Extracted records:

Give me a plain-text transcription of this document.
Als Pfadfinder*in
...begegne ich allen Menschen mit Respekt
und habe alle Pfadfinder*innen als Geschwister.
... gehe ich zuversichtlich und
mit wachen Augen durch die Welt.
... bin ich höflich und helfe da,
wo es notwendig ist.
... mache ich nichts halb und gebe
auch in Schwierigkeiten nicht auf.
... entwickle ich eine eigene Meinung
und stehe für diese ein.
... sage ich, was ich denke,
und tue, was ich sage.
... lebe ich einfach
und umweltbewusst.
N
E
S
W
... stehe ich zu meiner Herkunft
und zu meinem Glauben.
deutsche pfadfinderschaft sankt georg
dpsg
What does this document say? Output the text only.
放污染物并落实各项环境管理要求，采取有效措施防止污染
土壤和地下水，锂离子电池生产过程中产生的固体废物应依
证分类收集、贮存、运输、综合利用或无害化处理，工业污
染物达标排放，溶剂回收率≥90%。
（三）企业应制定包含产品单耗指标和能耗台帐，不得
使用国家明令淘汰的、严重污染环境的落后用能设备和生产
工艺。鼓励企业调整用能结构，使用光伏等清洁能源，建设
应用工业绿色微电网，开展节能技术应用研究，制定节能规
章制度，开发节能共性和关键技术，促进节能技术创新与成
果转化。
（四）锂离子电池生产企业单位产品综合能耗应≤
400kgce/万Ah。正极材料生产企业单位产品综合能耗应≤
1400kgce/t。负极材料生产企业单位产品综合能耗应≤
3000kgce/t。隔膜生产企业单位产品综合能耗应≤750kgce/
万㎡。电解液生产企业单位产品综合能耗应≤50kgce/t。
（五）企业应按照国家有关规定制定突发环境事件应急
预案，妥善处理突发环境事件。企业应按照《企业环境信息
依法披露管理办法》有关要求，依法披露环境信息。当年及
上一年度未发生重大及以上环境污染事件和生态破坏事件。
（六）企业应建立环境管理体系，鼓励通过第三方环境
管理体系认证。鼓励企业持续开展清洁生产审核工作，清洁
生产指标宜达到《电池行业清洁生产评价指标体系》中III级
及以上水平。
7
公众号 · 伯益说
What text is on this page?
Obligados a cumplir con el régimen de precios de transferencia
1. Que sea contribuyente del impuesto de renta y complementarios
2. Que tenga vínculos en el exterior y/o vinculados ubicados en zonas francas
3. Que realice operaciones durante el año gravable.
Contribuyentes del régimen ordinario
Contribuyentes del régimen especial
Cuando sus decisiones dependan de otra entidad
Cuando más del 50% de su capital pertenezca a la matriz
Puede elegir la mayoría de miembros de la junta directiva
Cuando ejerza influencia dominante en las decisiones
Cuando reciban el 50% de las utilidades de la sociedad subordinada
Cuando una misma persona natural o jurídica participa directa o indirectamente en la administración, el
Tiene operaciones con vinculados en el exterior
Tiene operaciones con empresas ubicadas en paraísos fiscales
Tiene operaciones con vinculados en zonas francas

Stated task:
Where does the word "exterior" appear in the listing? List each line that holds it.

Output for this exercise:
2. Que tenga vínculos en el exterior y/o vinculados ubicados en zonas francas
Tiene operaciones con vinculados en el exterior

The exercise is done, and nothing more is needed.